(Data entries)
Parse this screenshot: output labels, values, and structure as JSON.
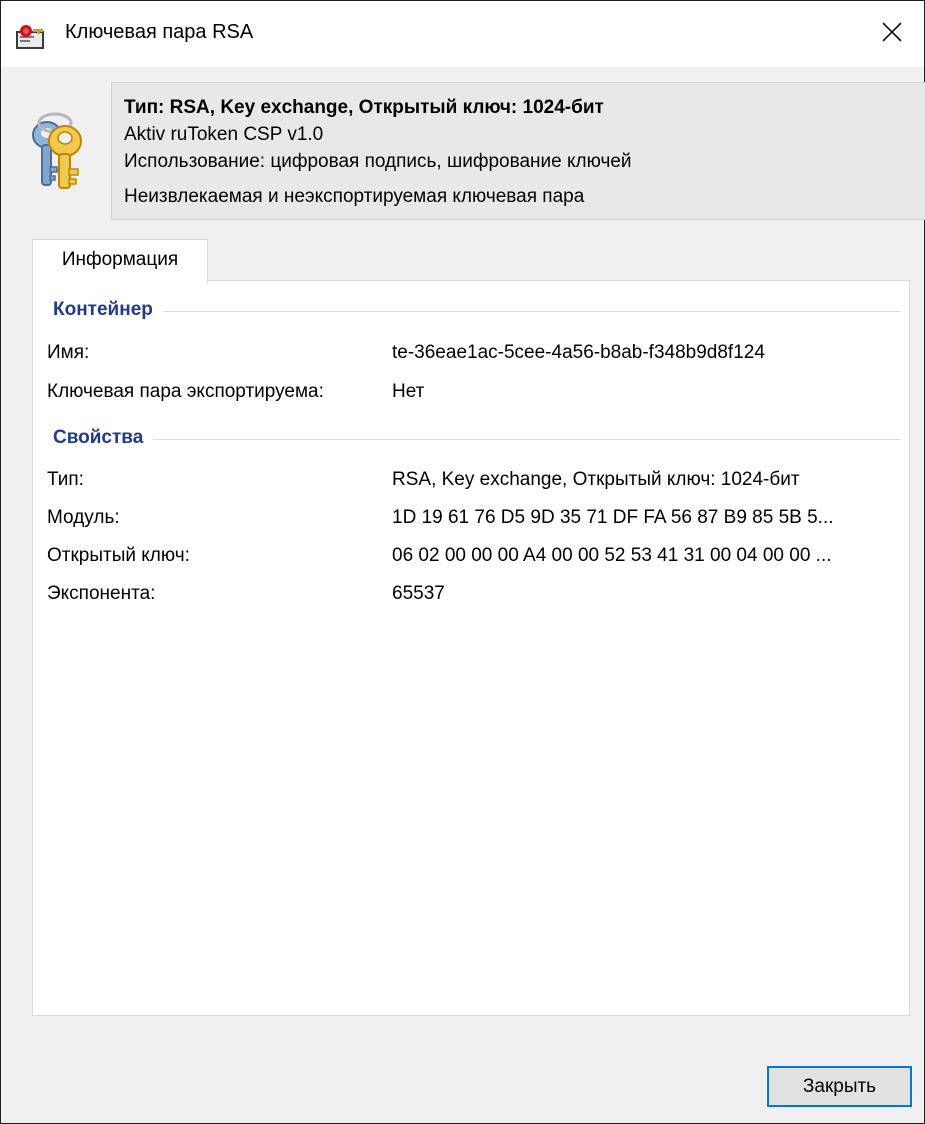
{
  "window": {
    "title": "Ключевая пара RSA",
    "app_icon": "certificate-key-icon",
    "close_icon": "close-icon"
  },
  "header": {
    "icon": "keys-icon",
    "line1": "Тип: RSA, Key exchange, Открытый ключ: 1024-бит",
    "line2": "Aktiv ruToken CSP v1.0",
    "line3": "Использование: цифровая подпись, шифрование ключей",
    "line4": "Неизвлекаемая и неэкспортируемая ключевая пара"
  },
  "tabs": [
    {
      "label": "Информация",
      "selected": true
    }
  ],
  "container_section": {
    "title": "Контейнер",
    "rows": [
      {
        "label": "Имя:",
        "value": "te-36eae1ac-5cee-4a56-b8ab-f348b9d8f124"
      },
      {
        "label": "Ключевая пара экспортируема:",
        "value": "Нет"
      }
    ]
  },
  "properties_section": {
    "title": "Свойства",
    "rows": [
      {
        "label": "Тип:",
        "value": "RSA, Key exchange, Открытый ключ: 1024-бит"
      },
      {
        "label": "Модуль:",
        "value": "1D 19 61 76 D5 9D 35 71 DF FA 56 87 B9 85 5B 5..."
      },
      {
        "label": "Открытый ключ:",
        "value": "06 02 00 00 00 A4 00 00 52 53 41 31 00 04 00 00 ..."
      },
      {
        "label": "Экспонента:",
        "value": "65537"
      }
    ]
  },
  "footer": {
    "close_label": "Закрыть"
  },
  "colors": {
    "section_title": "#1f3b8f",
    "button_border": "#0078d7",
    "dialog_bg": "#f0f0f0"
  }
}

...

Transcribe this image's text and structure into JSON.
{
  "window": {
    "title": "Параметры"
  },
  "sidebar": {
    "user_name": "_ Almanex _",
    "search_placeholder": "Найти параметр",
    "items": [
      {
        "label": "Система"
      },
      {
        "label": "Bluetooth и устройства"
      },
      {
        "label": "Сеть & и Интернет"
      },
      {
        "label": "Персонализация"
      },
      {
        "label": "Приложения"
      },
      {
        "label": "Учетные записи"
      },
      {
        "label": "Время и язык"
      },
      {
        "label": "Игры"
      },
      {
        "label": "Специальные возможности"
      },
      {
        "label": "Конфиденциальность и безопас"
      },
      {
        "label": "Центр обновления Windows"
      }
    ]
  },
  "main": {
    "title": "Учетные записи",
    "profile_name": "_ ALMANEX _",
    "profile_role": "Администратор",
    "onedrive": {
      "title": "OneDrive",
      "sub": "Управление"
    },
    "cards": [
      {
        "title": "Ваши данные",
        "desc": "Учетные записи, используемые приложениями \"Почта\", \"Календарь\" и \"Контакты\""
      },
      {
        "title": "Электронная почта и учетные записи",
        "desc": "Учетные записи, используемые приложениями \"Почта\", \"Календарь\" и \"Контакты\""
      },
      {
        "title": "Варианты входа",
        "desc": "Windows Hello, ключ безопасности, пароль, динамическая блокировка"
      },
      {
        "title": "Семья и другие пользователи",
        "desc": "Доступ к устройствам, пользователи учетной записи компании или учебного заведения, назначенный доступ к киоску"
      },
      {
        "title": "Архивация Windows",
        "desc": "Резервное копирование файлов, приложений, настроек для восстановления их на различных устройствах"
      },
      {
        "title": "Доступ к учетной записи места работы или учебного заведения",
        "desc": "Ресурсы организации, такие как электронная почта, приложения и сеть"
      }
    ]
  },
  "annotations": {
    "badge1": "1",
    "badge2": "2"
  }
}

GIVEN INSTRUCTION: Look for "icon" and pull out every line that has it.

SOLUTION TO THIS PROBLEM:
    "app_icon": "certificate-key-icon",
    "close_icon": "close-icon"
    "icon": "keys-icon",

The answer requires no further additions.